Begin Data excerpts
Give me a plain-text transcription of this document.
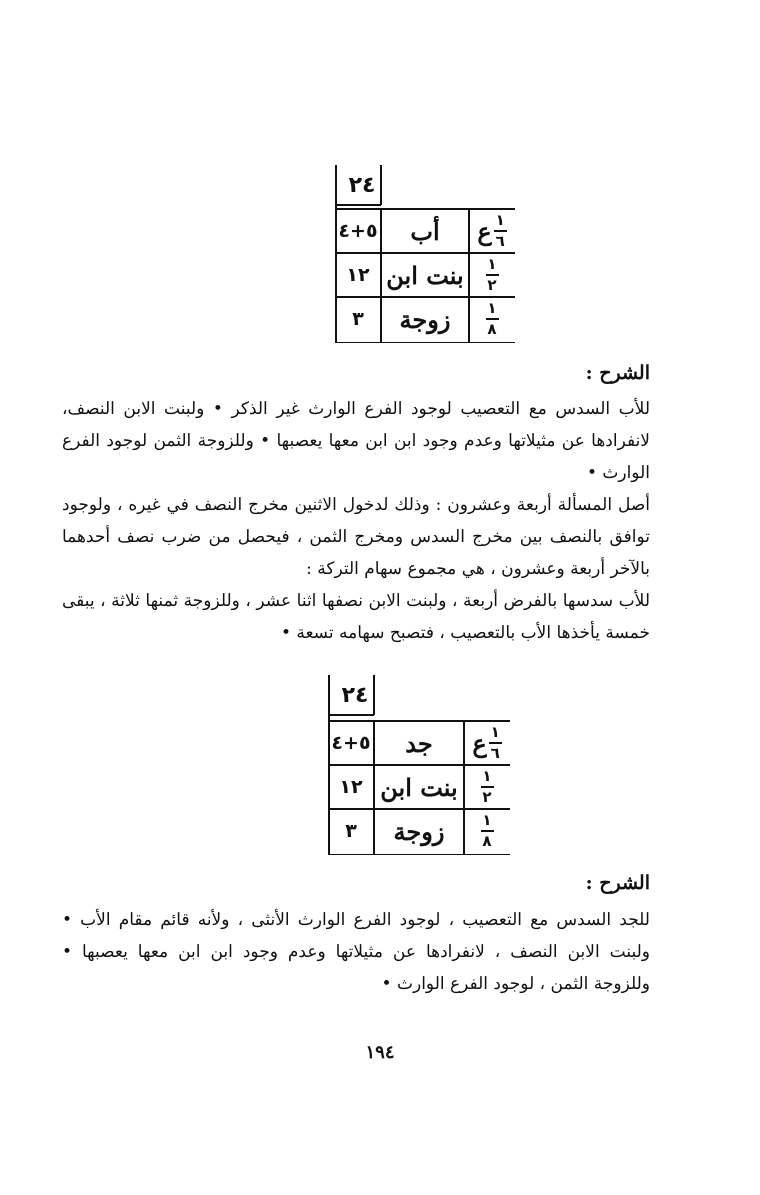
٢٤
٥+٤	أب	ع $\frac{١}{٦}$
١٢ بنت ابن	$\frac{١}{٢}$
٣	زوجة	$\frac{١}{٨}$
الشرح :
للأب السدس مع التعصيب لوجود الفرع الوارث غير الذكر • ولبنت الابن النصف، لانفرادها عن مثيلاتها وعدم وجود ابن ابن معها يعصبها • وللزوجة الثمن لوجود الفرع الوارث •
أصل المسألة أربعة وعشرون : وذلك لدخول الاثنين مخرج النصف في غيره ، ولوجود توافق بالنصف بين مخرج السدس ومخرج الثمن ، فيحصل من ضرب نصف أحدهما بالآخر أربعة وعشرون ، هي مجموع سهام التركة :
للأب سدسها بالفرض أربعة ، ولبنت الابن نصفها اثنا عشر ، وللزوجة ثمنها ثلاثة ، يبقى خمسة يأخذها الأب بالتعصيب ، فتصبح سهامه تسعة •
٢٤
٥+٤	جد	ع $\frac{١}{٦}$
١٢ بنت ابن	$\frac{١}{٢}$
٣	زوجة	$\frac{١}{٨}$
الشرح :
للجد السدس مع التعصيب ، لوجود الفرع الوارث الأنثى ، ولأنه قائم مقام الأب • ولبنت الابن النصف ، لانفرادها عن مثيلاتها وعدم وجود ابن ابن معها يعصبها • وللزوجة الثمن ، لوجود الفرع الوارث •
١٩٤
End Data excerpts
### Given problem:
Search the entries for the word "ولبنت", then list each line that holds it.

### Task answer:
للأب السدس مع التعصيب لوجود الفرع الوارث غير الذكر • ولبنت الابن النصف، لانفرادها عن مثيلاتها وعدم وجود ابن ابن معها يعصبها • وللزوجة الثمن لوجود الفرع الوارث •
للأب سدسها بالفرض أربعة ، ولبنت الابن نصفها اثنا عشر ، وللزوجة ثمنها ثلاثة ، يبقى خمسة يأخذها الأب بالتعصيب ، فتصبح سهامه تسعة •
للجد السدس مع التعصيب ، لوجود الفرع الوارث الأنثى ، ولأنه قائم مقام الأب • ولبنت الابن النصف ، لانفرادها عن مثيلاتها وعدم وجود ابن ابن معها يعصبها • وللزوجة الثمن ، لوجود الفرع الوارث •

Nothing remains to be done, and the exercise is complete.